[Items from a data source]

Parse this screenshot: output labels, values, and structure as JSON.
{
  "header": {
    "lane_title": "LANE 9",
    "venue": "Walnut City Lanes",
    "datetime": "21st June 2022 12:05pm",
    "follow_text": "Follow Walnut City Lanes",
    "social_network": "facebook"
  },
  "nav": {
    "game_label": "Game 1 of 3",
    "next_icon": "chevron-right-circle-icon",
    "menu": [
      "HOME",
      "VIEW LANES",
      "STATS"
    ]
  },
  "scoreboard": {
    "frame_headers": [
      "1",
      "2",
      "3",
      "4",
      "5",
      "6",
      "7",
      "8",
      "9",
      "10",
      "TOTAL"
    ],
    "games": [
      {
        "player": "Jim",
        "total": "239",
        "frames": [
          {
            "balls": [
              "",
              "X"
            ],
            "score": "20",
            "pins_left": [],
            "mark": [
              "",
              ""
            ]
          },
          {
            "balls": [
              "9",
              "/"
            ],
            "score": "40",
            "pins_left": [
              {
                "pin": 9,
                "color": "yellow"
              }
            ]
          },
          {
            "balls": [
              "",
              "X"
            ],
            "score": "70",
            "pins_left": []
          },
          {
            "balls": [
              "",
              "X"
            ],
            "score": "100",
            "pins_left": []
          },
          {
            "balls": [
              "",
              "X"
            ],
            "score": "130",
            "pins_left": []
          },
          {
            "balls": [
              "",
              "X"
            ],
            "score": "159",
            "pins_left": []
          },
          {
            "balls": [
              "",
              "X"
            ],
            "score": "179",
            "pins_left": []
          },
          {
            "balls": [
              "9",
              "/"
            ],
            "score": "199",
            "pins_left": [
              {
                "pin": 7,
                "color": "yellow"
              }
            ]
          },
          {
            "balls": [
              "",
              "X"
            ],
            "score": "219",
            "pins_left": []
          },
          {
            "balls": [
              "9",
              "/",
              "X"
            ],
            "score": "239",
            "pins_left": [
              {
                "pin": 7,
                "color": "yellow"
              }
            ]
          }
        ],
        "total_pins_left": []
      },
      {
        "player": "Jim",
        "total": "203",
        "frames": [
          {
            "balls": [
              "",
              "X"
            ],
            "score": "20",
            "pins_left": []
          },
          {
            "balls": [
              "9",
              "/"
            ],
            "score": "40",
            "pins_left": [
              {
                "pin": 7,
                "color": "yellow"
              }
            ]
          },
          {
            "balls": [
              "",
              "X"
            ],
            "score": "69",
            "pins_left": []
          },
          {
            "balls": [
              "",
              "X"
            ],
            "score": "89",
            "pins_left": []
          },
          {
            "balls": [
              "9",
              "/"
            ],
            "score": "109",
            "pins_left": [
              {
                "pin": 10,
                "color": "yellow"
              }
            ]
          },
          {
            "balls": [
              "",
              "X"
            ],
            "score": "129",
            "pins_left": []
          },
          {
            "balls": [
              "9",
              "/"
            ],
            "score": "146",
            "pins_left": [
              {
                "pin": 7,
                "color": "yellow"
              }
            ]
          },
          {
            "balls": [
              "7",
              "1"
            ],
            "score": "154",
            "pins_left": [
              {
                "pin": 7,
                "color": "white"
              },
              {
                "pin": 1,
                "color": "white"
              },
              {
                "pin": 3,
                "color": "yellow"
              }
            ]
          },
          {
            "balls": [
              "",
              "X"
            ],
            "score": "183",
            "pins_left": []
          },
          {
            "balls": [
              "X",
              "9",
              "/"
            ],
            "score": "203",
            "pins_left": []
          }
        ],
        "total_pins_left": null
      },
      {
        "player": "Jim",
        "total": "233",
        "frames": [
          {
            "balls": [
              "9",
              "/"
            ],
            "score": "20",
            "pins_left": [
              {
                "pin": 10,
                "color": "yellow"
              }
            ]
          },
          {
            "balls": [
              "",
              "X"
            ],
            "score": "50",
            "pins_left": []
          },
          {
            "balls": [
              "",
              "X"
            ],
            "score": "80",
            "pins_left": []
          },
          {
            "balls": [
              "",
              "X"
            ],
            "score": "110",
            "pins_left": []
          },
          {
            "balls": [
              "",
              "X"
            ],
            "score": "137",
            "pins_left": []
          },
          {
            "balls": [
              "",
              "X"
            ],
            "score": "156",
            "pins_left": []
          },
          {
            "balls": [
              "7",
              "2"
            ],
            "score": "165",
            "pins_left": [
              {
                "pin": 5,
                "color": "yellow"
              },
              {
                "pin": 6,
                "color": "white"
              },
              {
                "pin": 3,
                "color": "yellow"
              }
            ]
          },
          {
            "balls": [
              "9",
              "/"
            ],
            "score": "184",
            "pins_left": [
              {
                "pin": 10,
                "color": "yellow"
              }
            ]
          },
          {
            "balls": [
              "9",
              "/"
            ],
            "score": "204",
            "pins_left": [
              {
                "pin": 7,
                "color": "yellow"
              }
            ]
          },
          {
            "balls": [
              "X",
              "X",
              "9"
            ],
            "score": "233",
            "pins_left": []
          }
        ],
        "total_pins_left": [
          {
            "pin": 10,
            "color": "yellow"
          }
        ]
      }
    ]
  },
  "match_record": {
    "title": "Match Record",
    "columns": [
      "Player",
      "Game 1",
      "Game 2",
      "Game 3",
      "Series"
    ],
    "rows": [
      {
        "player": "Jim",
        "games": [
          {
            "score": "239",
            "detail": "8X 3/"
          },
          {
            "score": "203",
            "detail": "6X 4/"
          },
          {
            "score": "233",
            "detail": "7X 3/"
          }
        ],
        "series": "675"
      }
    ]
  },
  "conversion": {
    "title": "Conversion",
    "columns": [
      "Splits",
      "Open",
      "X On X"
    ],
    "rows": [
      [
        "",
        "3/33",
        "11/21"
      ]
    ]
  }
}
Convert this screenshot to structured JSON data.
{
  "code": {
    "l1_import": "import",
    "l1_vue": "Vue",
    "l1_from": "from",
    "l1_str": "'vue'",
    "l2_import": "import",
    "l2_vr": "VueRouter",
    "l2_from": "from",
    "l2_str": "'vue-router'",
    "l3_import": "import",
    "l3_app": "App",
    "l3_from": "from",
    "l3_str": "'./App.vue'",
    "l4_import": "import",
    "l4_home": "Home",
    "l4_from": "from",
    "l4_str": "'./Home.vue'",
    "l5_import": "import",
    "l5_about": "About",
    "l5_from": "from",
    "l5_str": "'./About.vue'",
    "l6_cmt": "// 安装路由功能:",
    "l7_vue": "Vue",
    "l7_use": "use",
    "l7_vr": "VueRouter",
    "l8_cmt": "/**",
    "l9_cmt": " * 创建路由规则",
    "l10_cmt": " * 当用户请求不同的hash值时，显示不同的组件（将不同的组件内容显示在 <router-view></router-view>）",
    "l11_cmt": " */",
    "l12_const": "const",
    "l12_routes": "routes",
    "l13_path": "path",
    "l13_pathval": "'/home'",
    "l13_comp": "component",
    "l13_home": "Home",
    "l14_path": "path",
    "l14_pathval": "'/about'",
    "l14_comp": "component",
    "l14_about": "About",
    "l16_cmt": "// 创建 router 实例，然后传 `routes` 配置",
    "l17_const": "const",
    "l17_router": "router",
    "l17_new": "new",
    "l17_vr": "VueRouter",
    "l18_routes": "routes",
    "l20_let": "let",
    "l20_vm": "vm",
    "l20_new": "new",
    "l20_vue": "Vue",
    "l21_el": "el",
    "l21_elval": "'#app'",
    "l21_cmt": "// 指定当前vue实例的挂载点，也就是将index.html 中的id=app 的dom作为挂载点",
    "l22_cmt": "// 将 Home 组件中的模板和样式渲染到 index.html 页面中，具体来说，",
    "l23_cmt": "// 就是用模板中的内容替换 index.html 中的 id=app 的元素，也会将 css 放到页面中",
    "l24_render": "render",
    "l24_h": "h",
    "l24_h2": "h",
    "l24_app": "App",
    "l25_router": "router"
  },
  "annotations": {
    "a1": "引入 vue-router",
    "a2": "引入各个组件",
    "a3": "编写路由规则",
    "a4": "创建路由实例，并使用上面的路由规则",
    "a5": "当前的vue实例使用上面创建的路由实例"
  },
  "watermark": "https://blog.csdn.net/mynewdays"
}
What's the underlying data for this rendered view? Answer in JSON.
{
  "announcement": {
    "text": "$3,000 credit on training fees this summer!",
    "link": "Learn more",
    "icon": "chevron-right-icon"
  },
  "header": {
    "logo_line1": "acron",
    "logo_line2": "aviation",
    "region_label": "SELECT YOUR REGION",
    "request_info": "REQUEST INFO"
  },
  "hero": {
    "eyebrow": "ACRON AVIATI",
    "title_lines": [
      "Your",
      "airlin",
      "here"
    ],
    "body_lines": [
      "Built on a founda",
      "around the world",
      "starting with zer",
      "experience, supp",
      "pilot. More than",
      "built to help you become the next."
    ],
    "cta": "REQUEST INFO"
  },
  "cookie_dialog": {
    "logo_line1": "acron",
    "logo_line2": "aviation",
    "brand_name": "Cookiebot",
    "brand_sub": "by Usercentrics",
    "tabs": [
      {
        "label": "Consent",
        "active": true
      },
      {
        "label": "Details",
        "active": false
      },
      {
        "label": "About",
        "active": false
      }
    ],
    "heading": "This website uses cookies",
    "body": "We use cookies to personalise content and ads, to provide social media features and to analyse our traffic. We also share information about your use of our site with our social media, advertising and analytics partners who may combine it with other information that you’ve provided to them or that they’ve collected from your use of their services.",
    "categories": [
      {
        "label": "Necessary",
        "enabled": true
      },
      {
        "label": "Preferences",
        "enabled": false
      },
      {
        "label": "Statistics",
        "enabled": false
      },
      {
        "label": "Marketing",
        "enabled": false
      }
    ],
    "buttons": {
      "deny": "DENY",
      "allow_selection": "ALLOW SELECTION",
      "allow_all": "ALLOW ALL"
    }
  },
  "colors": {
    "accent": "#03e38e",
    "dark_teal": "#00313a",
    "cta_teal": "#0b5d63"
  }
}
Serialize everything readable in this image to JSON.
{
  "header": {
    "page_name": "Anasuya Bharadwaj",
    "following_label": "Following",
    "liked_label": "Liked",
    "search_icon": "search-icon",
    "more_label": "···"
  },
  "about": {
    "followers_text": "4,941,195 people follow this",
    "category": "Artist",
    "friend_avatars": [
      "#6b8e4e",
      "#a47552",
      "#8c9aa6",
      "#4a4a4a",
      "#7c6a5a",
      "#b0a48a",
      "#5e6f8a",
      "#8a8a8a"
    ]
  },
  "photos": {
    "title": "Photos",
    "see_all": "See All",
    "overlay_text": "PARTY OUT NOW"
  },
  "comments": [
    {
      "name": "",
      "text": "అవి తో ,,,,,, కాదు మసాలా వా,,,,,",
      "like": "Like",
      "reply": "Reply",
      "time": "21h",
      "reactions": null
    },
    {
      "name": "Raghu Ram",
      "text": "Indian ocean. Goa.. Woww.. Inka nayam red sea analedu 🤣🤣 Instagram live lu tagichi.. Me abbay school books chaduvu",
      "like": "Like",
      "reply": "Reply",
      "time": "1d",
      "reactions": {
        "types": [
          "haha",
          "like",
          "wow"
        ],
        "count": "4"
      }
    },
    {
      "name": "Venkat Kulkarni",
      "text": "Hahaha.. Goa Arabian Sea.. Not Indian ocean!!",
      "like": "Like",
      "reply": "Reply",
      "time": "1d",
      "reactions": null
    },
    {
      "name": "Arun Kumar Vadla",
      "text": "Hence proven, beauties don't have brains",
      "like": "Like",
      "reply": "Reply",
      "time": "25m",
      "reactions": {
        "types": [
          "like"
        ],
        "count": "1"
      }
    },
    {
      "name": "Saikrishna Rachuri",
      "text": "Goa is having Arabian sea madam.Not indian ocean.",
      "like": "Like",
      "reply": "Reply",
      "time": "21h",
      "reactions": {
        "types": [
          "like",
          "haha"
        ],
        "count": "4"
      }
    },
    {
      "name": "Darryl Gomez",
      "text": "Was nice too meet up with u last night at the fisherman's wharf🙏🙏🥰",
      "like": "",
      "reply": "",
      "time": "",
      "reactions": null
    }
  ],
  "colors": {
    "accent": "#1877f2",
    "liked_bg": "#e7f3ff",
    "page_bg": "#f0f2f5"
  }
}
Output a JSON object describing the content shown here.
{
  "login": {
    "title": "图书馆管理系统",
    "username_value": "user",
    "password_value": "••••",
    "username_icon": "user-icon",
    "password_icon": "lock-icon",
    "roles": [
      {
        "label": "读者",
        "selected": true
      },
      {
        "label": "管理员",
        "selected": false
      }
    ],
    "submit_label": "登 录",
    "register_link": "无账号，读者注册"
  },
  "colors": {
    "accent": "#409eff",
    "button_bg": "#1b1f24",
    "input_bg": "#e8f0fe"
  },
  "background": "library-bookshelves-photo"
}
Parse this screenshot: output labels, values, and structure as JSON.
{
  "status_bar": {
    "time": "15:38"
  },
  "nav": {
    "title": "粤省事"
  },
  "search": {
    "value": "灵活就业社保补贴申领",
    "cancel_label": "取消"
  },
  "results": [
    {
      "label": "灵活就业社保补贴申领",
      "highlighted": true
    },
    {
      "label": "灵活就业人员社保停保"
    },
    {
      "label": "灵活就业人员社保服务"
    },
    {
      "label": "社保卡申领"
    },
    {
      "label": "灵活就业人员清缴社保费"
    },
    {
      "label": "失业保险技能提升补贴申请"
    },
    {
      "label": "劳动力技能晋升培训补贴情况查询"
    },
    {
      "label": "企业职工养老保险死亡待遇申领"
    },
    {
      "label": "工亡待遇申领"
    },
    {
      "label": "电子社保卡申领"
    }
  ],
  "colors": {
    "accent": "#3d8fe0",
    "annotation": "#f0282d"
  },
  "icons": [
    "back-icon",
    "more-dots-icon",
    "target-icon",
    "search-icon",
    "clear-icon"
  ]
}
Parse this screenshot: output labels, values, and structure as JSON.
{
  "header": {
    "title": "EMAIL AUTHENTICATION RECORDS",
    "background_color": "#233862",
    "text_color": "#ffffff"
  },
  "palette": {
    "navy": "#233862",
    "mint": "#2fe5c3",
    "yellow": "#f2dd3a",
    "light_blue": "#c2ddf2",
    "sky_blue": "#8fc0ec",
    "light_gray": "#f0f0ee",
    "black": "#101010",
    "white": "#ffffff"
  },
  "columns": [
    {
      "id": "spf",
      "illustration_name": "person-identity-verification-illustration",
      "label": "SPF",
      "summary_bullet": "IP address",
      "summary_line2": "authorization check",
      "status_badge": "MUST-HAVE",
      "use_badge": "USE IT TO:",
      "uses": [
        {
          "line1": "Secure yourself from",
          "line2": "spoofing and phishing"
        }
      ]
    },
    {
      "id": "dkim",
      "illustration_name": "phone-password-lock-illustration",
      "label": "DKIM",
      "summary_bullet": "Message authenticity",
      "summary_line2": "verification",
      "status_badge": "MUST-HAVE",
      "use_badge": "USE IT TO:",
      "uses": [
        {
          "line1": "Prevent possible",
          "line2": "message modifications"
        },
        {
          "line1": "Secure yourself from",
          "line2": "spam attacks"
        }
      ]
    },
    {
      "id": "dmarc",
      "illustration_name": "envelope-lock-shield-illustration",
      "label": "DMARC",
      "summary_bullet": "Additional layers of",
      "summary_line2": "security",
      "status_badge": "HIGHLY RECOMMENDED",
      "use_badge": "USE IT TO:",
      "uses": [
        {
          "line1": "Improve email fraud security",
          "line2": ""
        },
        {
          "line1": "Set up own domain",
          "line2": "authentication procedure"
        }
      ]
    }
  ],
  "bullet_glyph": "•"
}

* **WHAT IS ASKED**: Say how many lines in this listing hold the string "Walnut", giving the count and nothing more.

* **COMPLETED TASK**: 2